## Exercise:
Give only the number of lines that hold the word "fill".

Entries taken from a collection:
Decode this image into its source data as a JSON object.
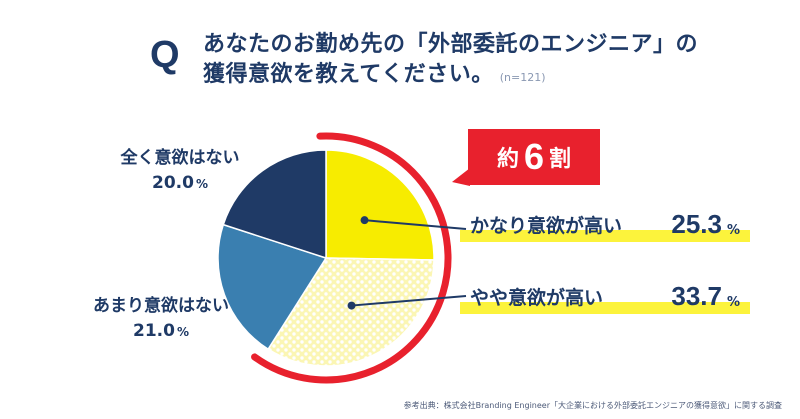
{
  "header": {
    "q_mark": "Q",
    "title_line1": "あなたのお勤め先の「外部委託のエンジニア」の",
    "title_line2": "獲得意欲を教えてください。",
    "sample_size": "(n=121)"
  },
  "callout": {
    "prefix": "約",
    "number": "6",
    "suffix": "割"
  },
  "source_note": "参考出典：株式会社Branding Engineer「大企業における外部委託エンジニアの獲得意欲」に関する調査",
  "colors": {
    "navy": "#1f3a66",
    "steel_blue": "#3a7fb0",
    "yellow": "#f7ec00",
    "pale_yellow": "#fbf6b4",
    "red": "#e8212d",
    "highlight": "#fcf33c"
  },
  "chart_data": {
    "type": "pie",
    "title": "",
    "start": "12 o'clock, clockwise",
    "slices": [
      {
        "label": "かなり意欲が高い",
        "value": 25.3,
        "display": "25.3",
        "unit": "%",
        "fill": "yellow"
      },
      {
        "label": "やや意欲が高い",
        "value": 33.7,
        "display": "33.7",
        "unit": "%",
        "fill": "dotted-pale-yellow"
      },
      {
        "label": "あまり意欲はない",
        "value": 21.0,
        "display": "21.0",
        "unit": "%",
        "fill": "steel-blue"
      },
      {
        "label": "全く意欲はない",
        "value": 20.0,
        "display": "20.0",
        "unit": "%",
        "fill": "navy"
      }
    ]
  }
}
==
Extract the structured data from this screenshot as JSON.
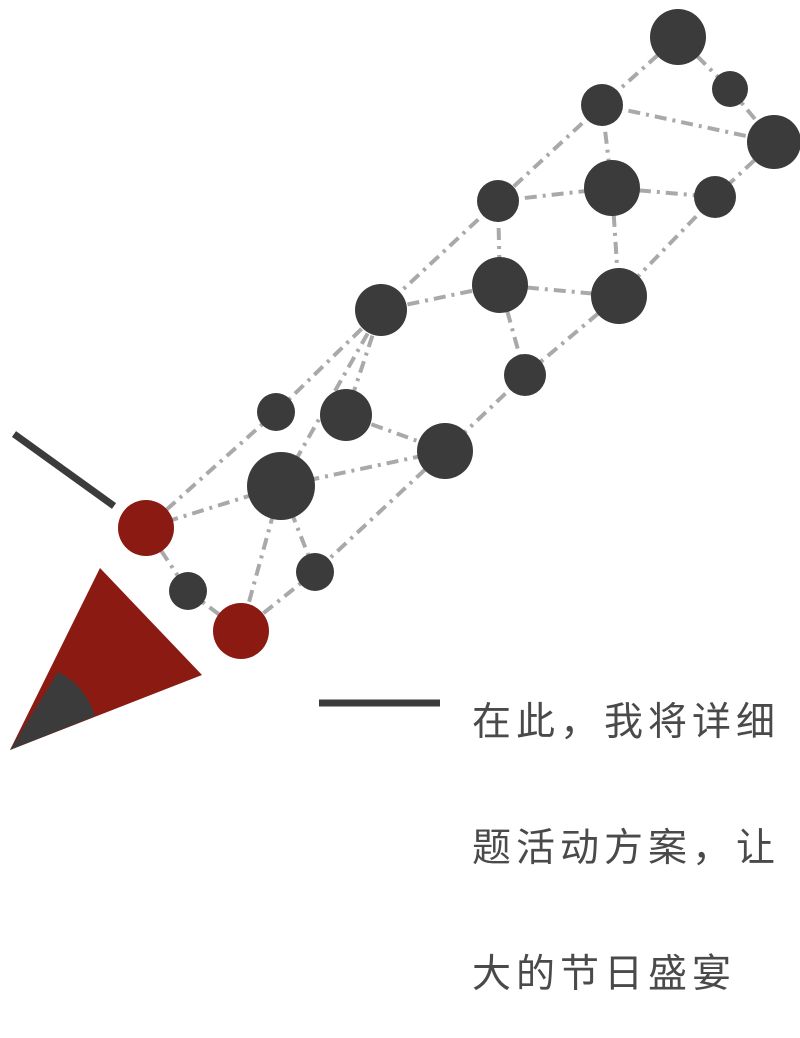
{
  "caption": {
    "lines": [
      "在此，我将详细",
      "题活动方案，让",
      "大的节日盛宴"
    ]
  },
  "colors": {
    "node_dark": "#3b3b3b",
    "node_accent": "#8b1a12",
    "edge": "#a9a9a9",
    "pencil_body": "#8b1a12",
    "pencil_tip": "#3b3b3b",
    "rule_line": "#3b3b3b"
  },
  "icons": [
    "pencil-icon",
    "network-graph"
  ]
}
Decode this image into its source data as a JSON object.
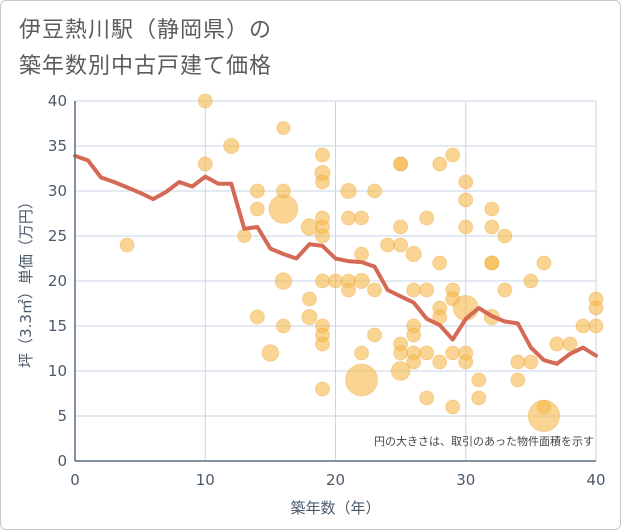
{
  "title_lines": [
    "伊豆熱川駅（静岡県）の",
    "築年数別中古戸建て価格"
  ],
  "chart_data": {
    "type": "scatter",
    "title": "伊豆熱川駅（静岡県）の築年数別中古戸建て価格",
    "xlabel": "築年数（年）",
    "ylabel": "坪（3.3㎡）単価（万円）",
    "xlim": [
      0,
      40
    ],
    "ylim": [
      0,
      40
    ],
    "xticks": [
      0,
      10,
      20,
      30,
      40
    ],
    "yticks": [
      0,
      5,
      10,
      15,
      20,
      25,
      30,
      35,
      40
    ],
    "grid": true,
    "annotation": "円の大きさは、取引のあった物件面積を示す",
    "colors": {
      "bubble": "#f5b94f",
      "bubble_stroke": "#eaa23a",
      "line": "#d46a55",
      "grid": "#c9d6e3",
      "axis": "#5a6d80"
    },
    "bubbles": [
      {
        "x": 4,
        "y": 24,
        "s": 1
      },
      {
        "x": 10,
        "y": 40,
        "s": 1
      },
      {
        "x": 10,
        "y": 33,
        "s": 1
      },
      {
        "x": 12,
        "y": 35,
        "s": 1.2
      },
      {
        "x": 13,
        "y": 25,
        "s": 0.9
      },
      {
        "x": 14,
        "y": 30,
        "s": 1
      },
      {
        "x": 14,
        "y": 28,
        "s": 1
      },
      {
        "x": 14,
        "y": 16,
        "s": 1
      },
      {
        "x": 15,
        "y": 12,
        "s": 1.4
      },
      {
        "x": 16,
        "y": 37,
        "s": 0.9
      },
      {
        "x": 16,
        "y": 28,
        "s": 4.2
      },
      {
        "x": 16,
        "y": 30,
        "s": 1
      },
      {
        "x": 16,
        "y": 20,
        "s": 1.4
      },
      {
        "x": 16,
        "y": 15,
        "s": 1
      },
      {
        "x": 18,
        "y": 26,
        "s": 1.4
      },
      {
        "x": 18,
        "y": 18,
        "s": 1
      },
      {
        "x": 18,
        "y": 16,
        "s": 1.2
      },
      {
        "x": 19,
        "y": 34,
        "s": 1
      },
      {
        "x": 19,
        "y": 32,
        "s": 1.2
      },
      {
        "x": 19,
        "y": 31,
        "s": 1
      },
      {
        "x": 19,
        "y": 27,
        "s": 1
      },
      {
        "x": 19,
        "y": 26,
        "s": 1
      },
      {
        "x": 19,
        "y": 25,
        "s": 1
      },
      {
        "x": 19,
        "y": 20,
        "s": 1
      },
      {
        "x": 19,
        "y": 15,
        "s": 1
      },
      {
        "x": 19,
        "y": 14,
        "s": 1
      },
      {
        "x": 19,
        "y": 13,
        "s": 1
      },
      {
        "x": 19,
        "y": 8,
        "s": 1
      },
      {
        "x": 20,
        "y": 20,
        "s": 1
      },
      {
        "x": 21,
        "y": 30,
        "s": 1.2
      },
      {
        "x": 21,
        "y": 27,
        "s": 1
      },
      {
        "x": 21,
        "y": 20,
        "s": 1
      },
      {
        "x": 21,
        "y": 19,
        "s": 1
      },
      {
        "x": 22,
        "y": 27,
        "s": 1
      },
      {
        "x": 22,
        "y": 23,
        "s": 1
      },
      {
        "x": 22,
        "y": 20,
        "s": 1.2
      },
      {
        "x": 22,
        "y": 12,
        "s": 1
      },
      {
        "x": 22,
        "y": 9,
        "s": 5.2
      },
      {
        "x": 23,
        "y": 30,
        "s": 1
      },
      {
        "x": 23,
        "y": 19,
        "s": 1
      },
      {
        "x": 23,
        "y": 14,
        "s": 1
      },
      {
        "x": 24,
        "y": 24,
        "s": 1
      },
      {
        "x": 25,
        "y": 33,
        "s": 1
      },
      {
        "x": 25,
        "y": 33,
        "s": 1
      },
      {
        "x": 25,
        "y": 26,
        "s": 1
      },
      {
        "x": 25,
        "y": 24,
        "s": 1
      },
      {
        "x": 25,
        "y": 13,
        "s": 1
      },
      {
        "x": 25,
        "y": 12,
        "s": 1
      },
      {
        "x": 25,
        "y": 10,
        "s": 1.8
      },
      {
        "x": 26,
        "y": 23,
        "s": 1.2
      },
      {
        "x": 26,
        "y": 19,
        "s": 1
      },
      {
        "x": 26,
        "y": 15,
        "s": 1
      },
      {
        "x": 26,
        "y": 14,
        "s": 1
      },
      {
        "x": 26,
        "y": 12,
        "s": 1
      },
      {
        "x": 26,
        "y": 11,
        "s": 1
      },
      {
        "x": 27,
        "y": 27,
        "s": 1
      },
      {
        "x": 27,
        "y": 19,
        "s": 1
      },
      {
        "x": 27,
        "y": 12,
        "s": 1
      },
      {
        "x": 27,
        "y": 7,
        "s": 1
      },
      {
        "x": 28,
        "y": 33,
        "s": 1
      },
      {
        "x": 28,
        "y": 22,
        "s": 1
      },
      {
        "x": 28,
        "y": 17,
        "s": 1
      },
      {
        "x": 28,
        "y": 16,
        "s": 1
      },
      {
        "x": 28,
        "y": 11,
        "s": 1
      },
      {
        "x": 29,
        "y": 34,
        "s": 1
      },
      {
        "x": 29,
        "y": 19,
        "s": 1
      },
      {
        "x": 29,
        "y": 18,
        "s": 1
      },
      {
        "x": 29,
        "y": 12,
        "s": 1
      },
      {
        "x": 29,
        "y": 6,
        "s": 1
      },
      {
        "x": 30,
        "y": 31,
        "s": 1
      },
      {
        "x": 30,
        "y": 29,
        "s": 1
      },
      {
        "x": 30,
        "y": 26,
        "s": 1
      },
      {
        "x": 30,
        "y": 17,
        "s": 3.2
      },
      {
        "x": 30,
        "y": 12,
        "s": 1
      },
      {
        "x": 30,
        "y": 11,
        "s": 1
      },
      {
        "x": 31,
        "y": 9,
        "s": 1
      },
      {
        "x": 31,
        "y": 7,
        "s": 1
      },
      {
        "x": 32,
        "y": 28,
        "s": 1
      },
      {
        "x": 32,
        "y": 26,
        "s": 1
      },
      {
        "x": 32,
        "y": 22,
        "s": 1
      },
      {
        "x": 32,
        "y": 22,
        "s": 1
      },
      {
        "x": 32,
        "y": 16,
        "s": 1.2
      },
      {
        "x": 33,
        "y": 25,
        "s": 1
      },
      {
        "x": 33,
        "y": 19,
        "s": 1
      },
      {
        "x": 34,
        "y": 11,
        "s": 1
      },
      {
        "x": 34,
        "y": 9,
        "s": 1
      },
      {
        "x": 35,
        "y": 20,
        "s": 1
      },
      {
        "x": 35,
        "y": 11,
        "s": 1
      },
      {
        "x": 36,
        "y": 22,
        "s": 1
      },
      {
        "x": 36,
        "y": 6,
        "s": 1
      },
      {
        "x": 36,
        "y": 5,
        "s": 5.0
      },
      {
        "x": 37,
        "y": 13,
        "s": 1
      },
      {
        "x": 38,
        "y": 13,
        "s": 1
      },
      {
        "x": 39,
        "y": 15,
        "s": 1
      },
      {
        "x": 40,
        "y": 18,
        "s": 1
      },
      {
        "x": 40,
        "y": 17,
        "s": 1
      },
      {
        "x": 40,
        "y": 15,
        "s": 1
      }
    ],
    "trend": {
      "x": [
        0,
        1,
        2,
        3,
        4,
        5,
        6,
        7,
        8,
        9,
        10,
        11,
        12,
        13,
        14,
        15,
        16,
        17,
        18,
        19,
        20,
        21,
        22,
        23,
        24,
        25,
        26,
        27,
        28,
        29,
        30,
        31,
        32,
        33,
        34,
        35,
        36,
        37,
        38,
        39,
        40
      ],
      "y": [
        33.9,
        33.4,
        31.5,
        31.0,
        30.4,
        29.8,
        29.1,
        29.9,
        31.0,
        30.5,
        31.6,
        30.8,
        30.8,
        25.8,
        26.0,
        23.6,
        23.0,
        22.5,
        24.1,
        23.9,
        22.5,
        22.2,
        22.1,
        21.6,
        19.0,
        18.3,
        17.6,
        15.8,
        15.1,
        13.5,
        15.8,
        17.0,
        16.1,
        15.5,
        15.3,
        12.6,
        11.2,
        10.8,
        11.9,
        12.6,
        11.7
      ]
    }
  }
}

## Output for this task:
4